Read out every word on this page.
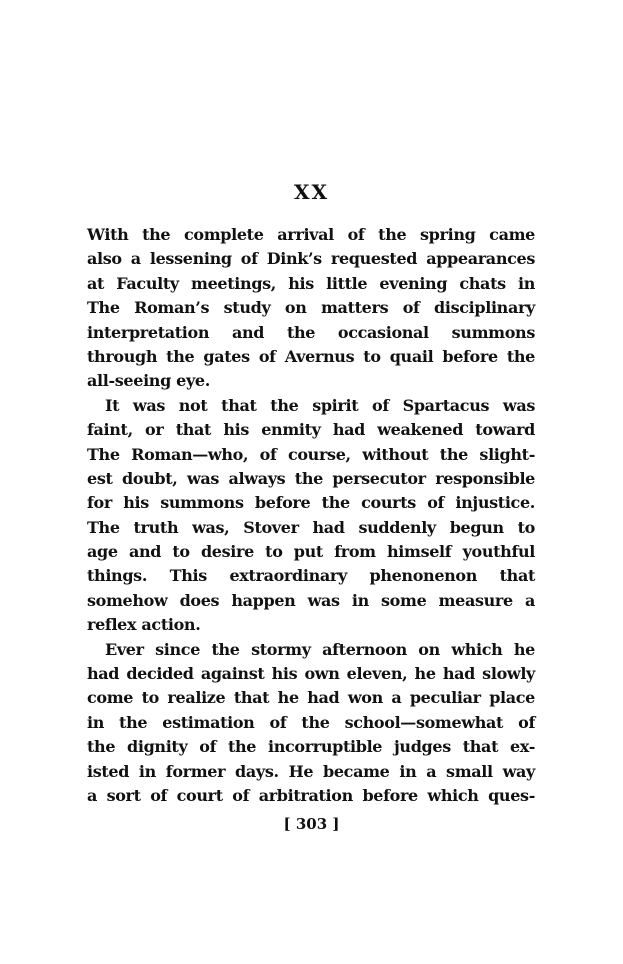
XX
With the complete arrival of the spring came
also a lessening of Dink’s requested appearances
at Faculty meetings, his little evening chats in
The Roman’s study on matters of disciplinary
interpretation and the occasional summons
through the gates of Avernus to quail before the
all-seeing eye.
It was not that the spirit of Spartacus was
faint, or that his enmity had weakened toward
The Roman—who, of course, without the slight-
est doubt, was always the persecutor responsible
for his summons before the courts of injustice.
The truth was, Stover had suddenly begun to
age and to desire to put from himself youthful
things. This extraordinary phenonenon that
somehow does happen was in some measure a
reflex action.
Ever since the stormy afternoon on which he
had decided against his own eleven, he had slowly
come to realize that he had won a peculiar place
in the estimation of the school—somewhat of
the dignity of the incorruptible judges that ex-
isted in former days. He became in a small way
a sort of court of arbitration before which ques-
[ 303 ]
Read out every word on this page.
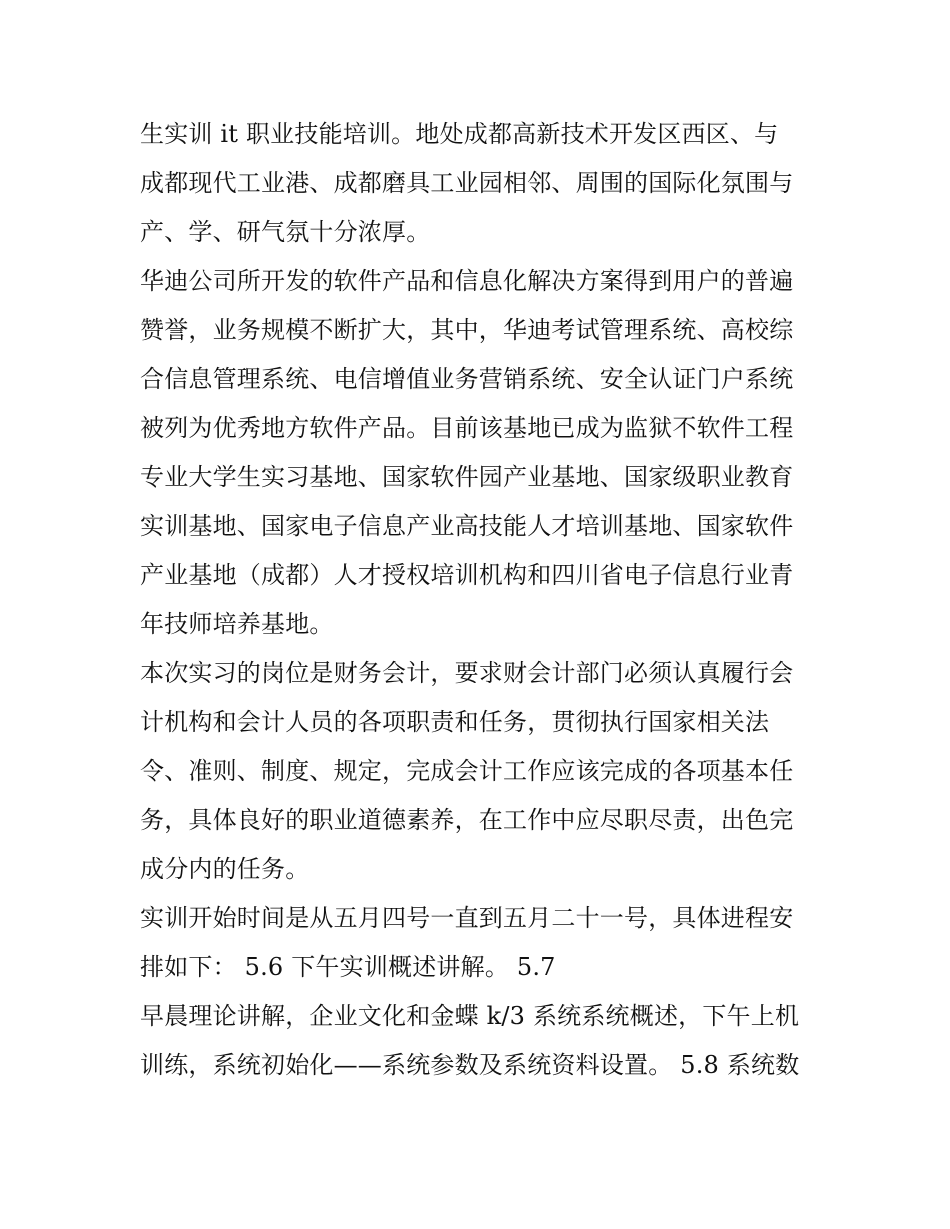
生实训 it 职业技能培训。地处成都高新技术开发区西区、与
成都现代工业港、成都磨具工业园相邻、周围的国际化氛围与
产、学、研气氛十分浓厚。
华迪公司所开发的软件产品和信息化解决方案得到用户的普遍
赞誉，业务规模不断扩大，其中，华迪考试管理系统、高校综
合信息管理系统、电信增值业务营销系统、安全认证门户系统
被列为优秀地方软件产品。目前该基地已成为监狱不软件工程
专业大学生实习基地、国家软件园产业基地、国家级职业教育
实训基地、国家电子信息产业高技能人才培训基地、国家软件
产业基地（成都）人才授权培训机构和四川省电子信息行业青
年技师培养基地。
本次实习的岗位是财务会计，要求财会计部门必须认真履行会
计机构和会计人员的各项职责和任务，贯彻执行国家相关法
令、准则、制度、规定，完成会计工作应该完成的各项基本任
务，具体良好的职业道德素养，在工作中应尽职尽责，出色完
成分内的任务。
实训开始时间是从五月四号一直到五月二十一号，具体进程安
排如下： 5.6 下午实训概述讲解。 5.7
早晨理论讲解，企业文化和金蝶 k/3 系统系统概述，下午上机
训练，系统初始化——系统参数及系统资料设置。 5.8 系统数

Exercise prompt. Without including any picture, retype the entries exactly.

Exercise solution.
Read out every word on this page.
XX
With the complete arrival of the spring came
also a lessening of Dink’s requested appearances
at Faculty meetings, his little evening chats in
The Roman’s study on matters of disciplinary
interpretation and the occasional summons
through the gates of Avernus to quail before the
all-seeing eye.
It was not that the spirit of Spartacus was
faint, or that his enmity had weakened toward
The Roman—who, of course, without the slight-
est doubt, was always the persecutor responsible
for his summons before the courts of injustice.
The truth was, Stover had suddenly begun to
age and to desire to put from himself youthful
things. This extraordinary phenonenon that
somehow does happen was in some measure a
reflex action.
Ever since the stormy afternoon on which he
had decided against his own eleven, he had slowly
come to realize that he had won a peculiar place
in the estimation of the school—somewhat of
the dignity of the incorruptible judges that ex-
isted in former days. He became in a small way
a sort of court of arbitration before which ques-
[ 303 ]
Read out every word on this page.
生实训 it 职业技能培训。地处成都高新技术开发区西区、与
成都现代工业港、成都磨具工业园相邻、周围的国际化氛围与
产、学、研气氛十分浓厚。
华迪公司所开发的软件产品和信息化解决方案得到用户的普遍
赞誉，业务规模不断扩大，其中，华迪考试管理系统、高校综
合信息管理系统、电信增值业务营销系统、安全认证门户系统
被列为优秀地方软件产品。目前该基地已成为监狱不软件工程
专业大学生实习基地、国家软件园产业基地、国家级职业教育
实训基地、国家电子信息产业高技能人才培训基地、国家软件
产业基地（成都）人才授权培训机构和四川省电子信息行业青
年技师培养基地。
本次实习的岗位是财务会计，要求财会计部门必须认真履行会
计机构和会计人员的各项职责和任务，贯彻执行国家相关法
令、准则、制度、规定，完成会计工作应该完成的各项基本任
务，具体良好的职业道德素养，在工作中应尽职尽责，出色完
成分内的任务。
实训开始时间是从五月四号一直到五月二十一号，具体进程安
排如下： 5.6 下午实训概述讲解。 5.7
早晨理论讲解，企业文化和金蝶 k/3 系统系统概述，下午上机
训练，系统初始化——系统参数及系统资料设置。 5.8 系统数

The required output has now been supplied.